═════ RECORDS FOR PROCESSING ═════

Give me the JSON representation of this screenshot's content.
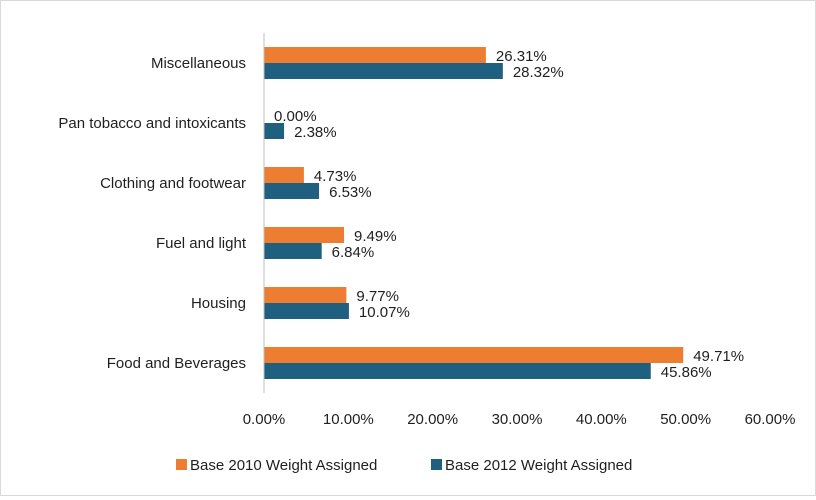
{
  "chart_data": {
    "type": "bar",
    "orientation": "horizontal",
    "title": "",
    "xlabel": "",
    "ylabel": "",
    "categories": [
      "Food and Beverages",
      "Housing",
      "Fuel and light",
      "Clothing and footwear",
      "Pan tobacco and intoxicants",
      "Miscellaneous"
    ],
    "series": [
      {
        "name": "Base 2010 Weight Assigned",
        "color": "#ed7d31",
        "values": [
          49.71,
          9.77,
          9.49,
          4.73,
          0.0,
          26.31
        ],
        "labels": [
          "49.71%",
          "9.77%",
          "9.49%",
          "4.73%",
          "0.00%",
          "26.31%"
        ]
      },
      {
        "name": "Base 2012 Weight Assigned",
        "color": "#1f5f7f",
        "values": [
          45.86,
          10.07,
          6.84,
          6.53,
          2.38,
          28.32
        ],
        "labels": [
          "45.86%",
          "10.07%",
          "6.84%",
          "6.53%",
          "2.38%",
          "28.32%"
        ]
      }
    ],
    "xlim": [
      0,
      60
    ],
    "xticks": [
      0,
      10,
      20,
      30,
      40,
      50,
      60
    ],
    "xtick_labels": [
      "0.00%",
      "10.00%",
      "20.00%",
      "30.00%",
      "40.00%",
      "50.00%",
      "60.00%"
    ],
    "grid": false,
    "legend_position": "bottom"
  }
}
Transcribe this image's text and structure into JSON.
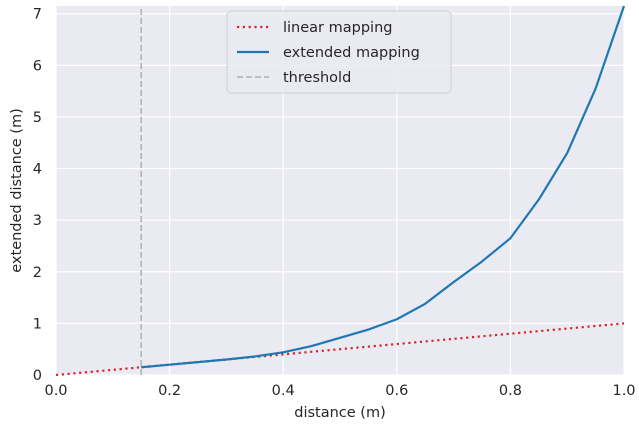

═════

> **WHAT TO WORK ON**
Each line that holds the word "Base" should be extracted from the records.

> **TASK ANSWER**
        "name": "Base 2010 Weight Assigned",
        "name": "Base 2012 Weight Assigned",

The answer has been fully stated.